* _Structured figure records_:
--------------------------------
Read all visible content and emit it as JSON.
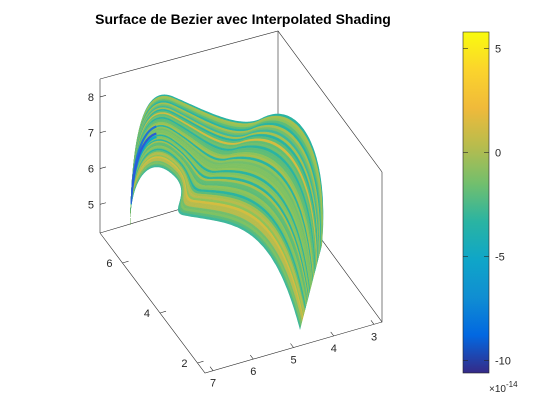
{
  "chart_data": {
    "type": "surface",
    "title": "Surface de Bezier avec Interpolated Shading",
    "shading": "interpolated",
    "x_axis": {
      "ticks": [
        3,
        4,
        5,
        6,
        7
      ],
      "range": [
        2.8,
        7.2
      ]
    },
    "y_axis": {
      "ticks": [
        2,
        4,
        6
      ],
      "range": [
        1.6,
        7.2
      ]
    },
    "z_axis": {
      "ticks": [
        5,
        6,
        7,
        8
      ],
      "range": [
        4.2,
        8.5
      ]
    },
    "colorbar": {
      "ticks": [
        5,
        0,
        -5,
        -10
      ],
      "range": [
        -10.6,
        5.8
      ],
      "exponent_label": "×10",
      "exponent": "-14",
      "colormap": [
        "#352a87",
        "#0268e1",
        "#108ed2",
        "#0fa6c8",
        "#2ab4a2",
        "#72bf6d",
        "#b8bc4d",
        "#f0ba3a",
        "#fbd42c",
        "#f9fb0e"
      ]
    },
    "grid": false,
    "legend": "colorbar-right"
  }
}
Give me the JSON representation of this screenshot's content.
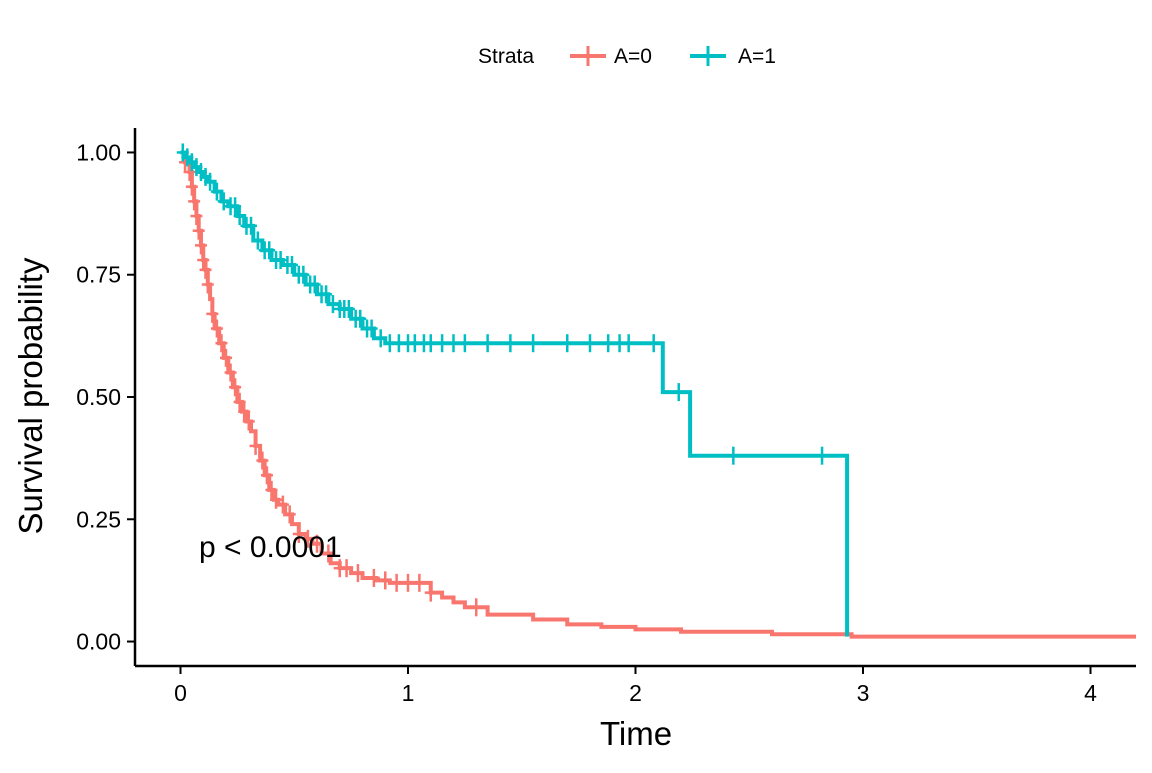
{
  "legend": {
    "title": "Strata",
    "entries": [
      "A=0",
      "A=1"
    ],
    "colors": [
      "#F8766D",
      "#00BFC4"
    ],
    "position": "top"
  },
  "annotation": "p < 0.0001",
  "chart_data": {
    "type": "line",
    "step": true,
    "xlabel": "Time",
    "ylabel": "Survival probability",
    "xlim": [
      -0.2,
      4.2
    ],
    "ylim": [
      -0.05,
      1.05
    ],
    "xticks": [
      0,
      1,
      2,
      3,
      4
    ],
    "xtick_labels": [
      "0",
      "1",
      "2",
      "3",
      "4"
    ],
    "yticks": [
      0,
      0.25,
      0.5,
      0.75,
      1
    ],
    "ytick_labels": [
      "0.00",
      "0.25",
      "0.50",
      "0.75",
      "1.00"
    ],
    "grid": false,
    "series": [
      {
        "name": "A=0",
        "color": "#F8766D",
        "x": [
          0,
          0.02,
          0.04,
          0.05,
          0.06,
          0.07,
          0.08,
          0.09,
          0.1,
          0.11,
          0.12,
          0.13,
          0.14,
          0.15,
          0.17,
          0.19,
          0.21,
          0.23,
          0.25,
          0.27,
          0.29,
          0.31,
          0.33,
          0.35,
          0.37,
          0.39,
          0.41,
          0.43,
          0.46,
          0.49,
          0.52,
          0.55,
          0.58,
          0.62,
          0.66,
          0.7,
          0.75,
          0.8,
          0.86,
          0.92,
          1.0,
          1.1,
          1.15,
          1.2,
          1.25,
          1.35,
          1.55,
          1.7,
          1.85,
          2.0,
          2.2,
          2.6,
          2.95,
          4.2
        ],
        "y": [
          1.0,
          0.98,
          0.96,
          0.93,
          0.9,
          0.87,
          0.84,
          0.81,
          0.78,
          0.76,
          0.73,
          0.7,
          0.67,
          0.64,
          0.61,
          0.58,
          0.55,
          0.52,
          0.49,
          0.47,
          0.45,
          0.43,
          0.4,
          0.37,
          0.34,
          0.31,
          0.29,
          0.28,
          0.26,
          0.24,
          0.22,
          0.21,
          0.2,
          0.18,
          0.16,
          0.15,
          0.14,
          0.13,
          0.125,
          0.12,
          0.12,
          0.1,
          0.09,
          0.08,
          0.07,
          0.055,
          0.045,
          0.035,
          0.03,
          0.025,
          0.02,
          0.015,
          0.01,
          0.01
        ],
        "censor_x": [
          0.02,
          0.04,
          0.05,
          0.06,
          0.07,
          0.08,
          0.09,
          0.1,
          0.11,
          0.12,
          0.14,
          0.16,
          0.18,
          0.2,
          0.22,
          0.24,
          0.26,
          0.28,
          0.3,
          0.33,
          0.36,
          0.38,
          0.4,
          0.42,
          0.45,
          0.48,
          0.52,
          0.56,
          0.6,
          0.65,
          0.7,
          0.73,
          0.78,
          0.85,
          0.9,
          0.95,
          1.0,
          1.05,
          1.1,
          1.3
        ]
      },
      {
        "name": "A=1",
        "color": "#00BFC4",
        "x": [
          0,
          0.02,
          0.04,
          0.06,
          0.08,
          0.1,
          0.12,
          0.15,
          0.18,
          0.21,
          0.25,
          0.28,
          0.32,
          0.36,
          0.4,
          0.45,
          0.5,
          0.55,
          0.6,
          0.65,
          0.7,
          0.75,
          0.8,
          0.85,
          0.9,
          2.12,
          2.24,
          2.93,
          2.93
        ],
        "y": [
          1.0,
          0.99,
          0.98,
          0.97,
          0.96,
          0.95,
          0.94,
          0.92,
          0.9,
          0.89,
          0.87,
          0.85,
          0.82,
          0.8,
          0.78,
          0.77,
          0.75,
          0.73,
          0.71,
          0.69,
          0.68,
          0.66,
          0.64,
          0.62,
          0.61,
          0.51,
          0.38,
          0.38,
          0.01
        ],
        "censor_x": [
          0.01,
          0.03,
          0.05,
          0.07,
          0.09,
          0.11,
          0.13,
          0.16,
          0.19,
          0.22,
          0.24,
          0.26,
          0.29,
          0.31,
          0.34,
          0.37,
          0.39,
          0.42,
          0.44,
          0.47,
          0.49,
          0.52,
          0.54,
          0.57,
          0.59,
          0.62,
          0.64,
          0.67,
          0.7,
          0.72,
          0.74,
          0.77,
          0.79,
          0.82,
          0.84,
          0.88,
          0.92,
          0.96,
          1.0,
          1.03,
          1.07,
          1.1,
          1.15,
          1.2,
          1.25,
          1.35,
          1.45,
          1.55,
          1.7,
          1.8,
          1.88,
          1.93,
          1.97,
          2.08,
          2.19,
          2.43,
          2.82
        ]
      }
    ]
  }
}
--------------------------------
* _SHORT EXERCISE_:
Except for the pictures, copy every line of the records above exactly.

* _RESPONSE_:
Read all visible content and emit it as JSON.
{
  "chart_data": {
    "type": "surface",
    "title": "Surface de Bezier avec Interpolated Shading",
    "shading": "interpolated",
    "x_axis": {
      "ticks": [
        3,
        4,
        5,
        6,
        7
      ],
      "range": [
        2.8,
        7.2
      ]
    },
    "y_axis": {
      "ticks": [
        2,
        4,
        6
      ],
      "range": [
        1.6,
        7.2
      ]
    },
    "z_axis": {
      "ticks": [
        5,
        6,
        7,
        8
      ],
      "range": [
        4.2,
        8.5
      ]
    },
    "colorbar": {
      "ticks": [
        5,
        0,
        -5,
        -10
      ],
      "range": [
        -10.6,
        5.8
      ],
      "exponent_label": "×10",
      "exponent": "-14",
      "colormap": [
        "#352a87",
        "#0268e1",
        "#108ed2",
        "#0fa6c8",
        "#2ab4a2",
        "#72bf6d",
        "#b8bc4d",
        "#f0ba3a",
        "#fbd42c",
        "#f9fb0e"
      ]
    },
    "grid": false,
    "legend": "colorbar-right"
  }
}
Give me the JSON representation of this screenshot's content.
{
  "legend": {
    "title": "Strata",
    "entries": [
      "A=0",
      "A=1"
    ],
    "colors": [
      "#F8766D",
      "#00BFC4"
    ],
    "position": "top"
  },
  "annotation": "p < 0.0001",
  "chart_data": {
    "type": "line",
    "step": true,
    "xlabel": "Time",
    "ylabel": "Survival probability",
    "xlim": [
      -0.2,
      4.2
    ],
    "ylim": [
      -0.05,
      1.05
    ],
    "xticks": [
      0,
      1,
      2,
      3,
      4
    ],
    "xtick_labels": [
      "0",
      "1",
      "2",
      "3",
      "4"
    ],
    "yticks": [
      0,
      0.25,
      0.5,
      0.75,
      1
    ],
    "ytick_labels": [
      "0.00",
      "0.25",
      "0.50",
      "0.75",
      "1.00"
    ],
    "grid": false,
    "series": [
      {
        "name": "A=0",
        "color": "#F8766D",
        "x": [
          0,
          0.02,
          0.04,
          0.05,
          0.06,
          0.07,
          0.08,
          0.09,
          0.1,
          0.11,
          0.12,
          0.13,
          0.14,
          0.15,
          0.17,
          0.19,
          0.21,
          0.23,
          0.25,
          0.27,
          0.29,
          0.31,
          0.33,
          0.35,
          0.37,
          0.39,
          0.41,
          0.43,
          0.46,
          0.49,
          0.52,
          0.55,
          0.58,
          0.62,
          0.66,
          0.7,
          0.75,
          0.8,
          0.86,
          0.92,
          1.0,
          1.1,
          1.15,
          1.2,
          1.25,
          1.35,
          1.55,
          1.7,
          1.85,
          2.0,
          2.2,
          2.6,
          2.95,
          4.2
        ],
        "y": [
          1.0,
          0.98,
          0.96,
          0.93,
          0.9,
          0.87,
          0.84,
          0.81,
          0.78,
          0.76,
          0.73,
          0.7,
          0.67,
          0.64,
          0.61,
          0.58,
          0.55,
          0.52,
          0.49,
          0.47,
          0.45,
          0.43,
          0.4,
          0.37,
          0.34,
          0.31,
          0.29,
          0.28,
          0.26,
          0.24,
          0.22,
          0.21,
          0.2,
          0.18,
          0.16,
          0.15,
          0.14,
          0.13,
          0.125,
          0.12,
          0.12,
          0.1,
          0.09,
          0.08,
          0.07,
          0.055,
          0.045,
          0.035,
          0.03,
          0.025,
          0.02,
          0.015,
          0.01,
          0.01
        ],
        "censor_x": [
          0.02,
          0.04,
          0.05,
          0.06,
          0.07,
          0.08,
          0.09,
          0.1,
          0.11,
          0.12,
          0.14,
          0.16,
          0.18,
          0.2,
          0.22,
          0.24,
          0.26,
          0.28,
          0.3,
          0.33,
          0.36,
          0.38,
          0.4,
          0.42,
          0.45,
          0.48,
          0.52,
          0.56,
          0.6,
          0.65,
          0.7,
          0.73,
          0.78,
          0.85,
          0.9,
          0.95,
          1.0,
          1.05,
          1.1,
          1.3
        ]
      },
      {
        "name": "A=1",
        "color": "#00BFC4",
        "x": [
          0,
          0.02,
          0.04,
          0.06,
          0.08,
          0.1,
          0.12,
          0.15,
          0.18,
          0.21,
          0.25,
          0.28,
          0.32,
          0.36,
          0.4,
          0.45,
          0.5,
          0.55,
          0.6,
          0.65,
          0.7,
          0.75,
          0.8,
          0.85,
          0.9,
          2.12,
          2.24,
          2.93,
          2.93
        ],
        "y": [
          1.0,
          0.99,
          0.98,
          0.97,
          0.96,
          0.95,
          0.94,
          0.92,
          0.9,
          0.89,
          0.87,
          0.85,
          0.82,
          0.8,
          0.78,
          0.77,
          0.75,
          0.73,
          0.71,
          0.69,
          0.68,
          0.66,
          0.64,
          0.62,
          0.61,
          0.51,
          0.38,
          0.38,
          0.01
        ],
        "censor_x": [
          0.01,
          0.03,
          0.05,
          0.07,
          0.09,
          0.11,
          0.13,
          0.16,
          0.19,
          0.22,
          0.24,
          0.26,
          0.29,
          0.31,
          0.34,
          0.37,
          0.39,
          0.42,
          0.44,
          0.47,
          0.49,
          0.52,
          0.54,
          0.57,
          0.59,
          0.62,
          0.64,
          0.67,
          0.7,
          0.72,
          0.74,
          0.77,
          0.79,
          0.82,
          0.84,
          0.88,
          0.92,
          0.96,
          1.0,
          1.03,
          1.07,
          1.1,
          1.15,
          1.2,
          1.25,
          1.35,
          1.45,
          1.55,
          1.7,
          1.8,
          1.88,
          1.93,
          1.97,
          2.08,
          2.19,
          2.43,
          2.82
        ]
      }
    ]
  }
}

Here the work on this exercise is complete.